------ Information given

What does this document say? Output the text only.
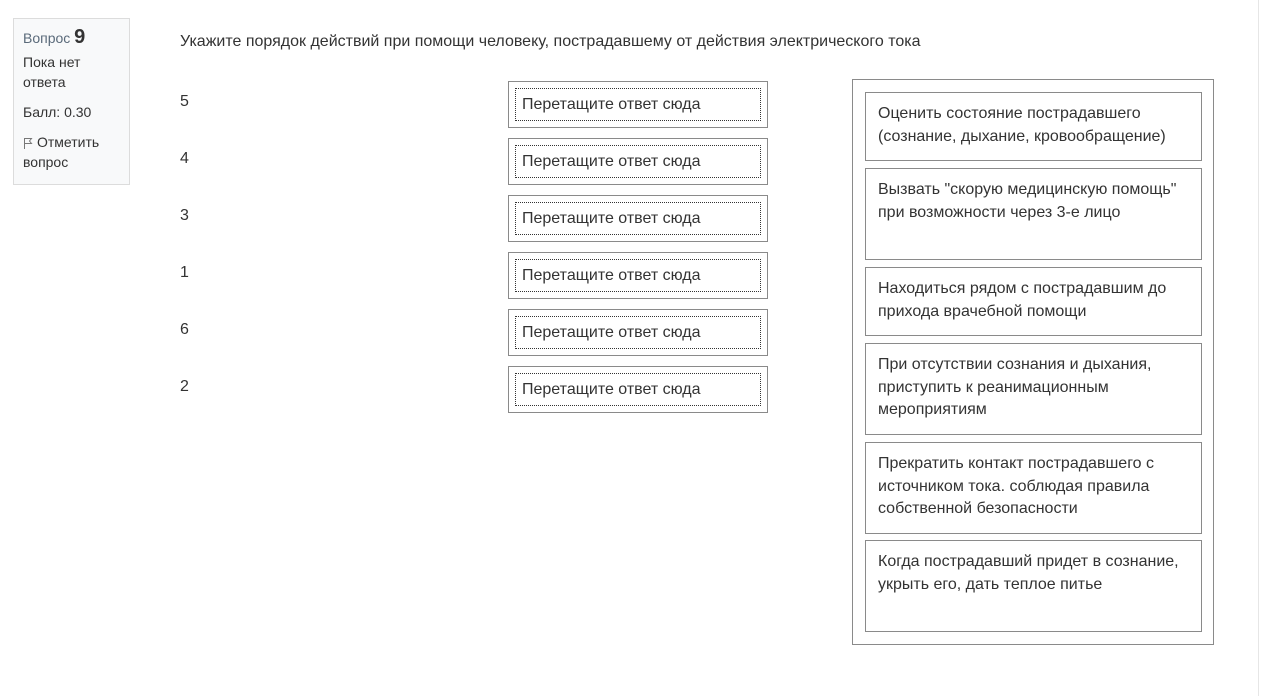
Вопрос 9
Пока нет ответа
Балл: 0.30
Отметить вопрос
Укажите порядок действий при помощи человеку, пострадавшему от действия электрического тока
5
4
3
1
6
2
Перетащите ответ сюда
Перетащите ответ сюда
Перетащите ответ сюда
Перетащите ответ сюда
Перетащите ответ сюда
Перетащите ответ сюда
Оценить состояние пострадавшего (сознание, дыхание, кровообращение)
Вызвать "скорую медицинскую помощь" при возможности через 3-е лицо
Находиться рядом с пострадавшим до прихода врачебной помощи
При отсутствии сознания и дыхания, приступить к реанимационным мероприятиям
Прекратить контакт пострадавшего с источником тока. соблюдая правила собственной безопасности
Когда пострадавший придет в сознание, укрыть его, дать теплое питье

------------

• [What is being asked]: The records above must be printed exactly; the pictures stay out.

• [Answer to the task]:
What does this document say? Output the text only.
Вопрос 9
Пока нет ответа
Балл: 0.30
Отметить вопрос
Укажите порядок действий при помощи человеку, пострадавшему от действия электрического тока
5
4
3
1
6
2
Перетащите ответ сюда
Перетащите ответ сюда
Перетащите ответ сюда
Перетащите ответ сюда
Перетащите ответ сюда
Перетащите ответ сюда
Оценить состояние пострадавшего (сознание, дыхание, кровообращение)
Вызвать "скорую медицинскую помощь" при возможности через 3-е лицо
Находиться рядом с пострадавшим до прихода врачебной помощи
При отсутствии сознания и дыхания, приступить к реанимационным мероприятиям
Прекратить контакт пострадавшего с источником тока. соблюдая правила собственной безопасности
Когда пострадавший придет в сознание, укрыть его, дать теплое питье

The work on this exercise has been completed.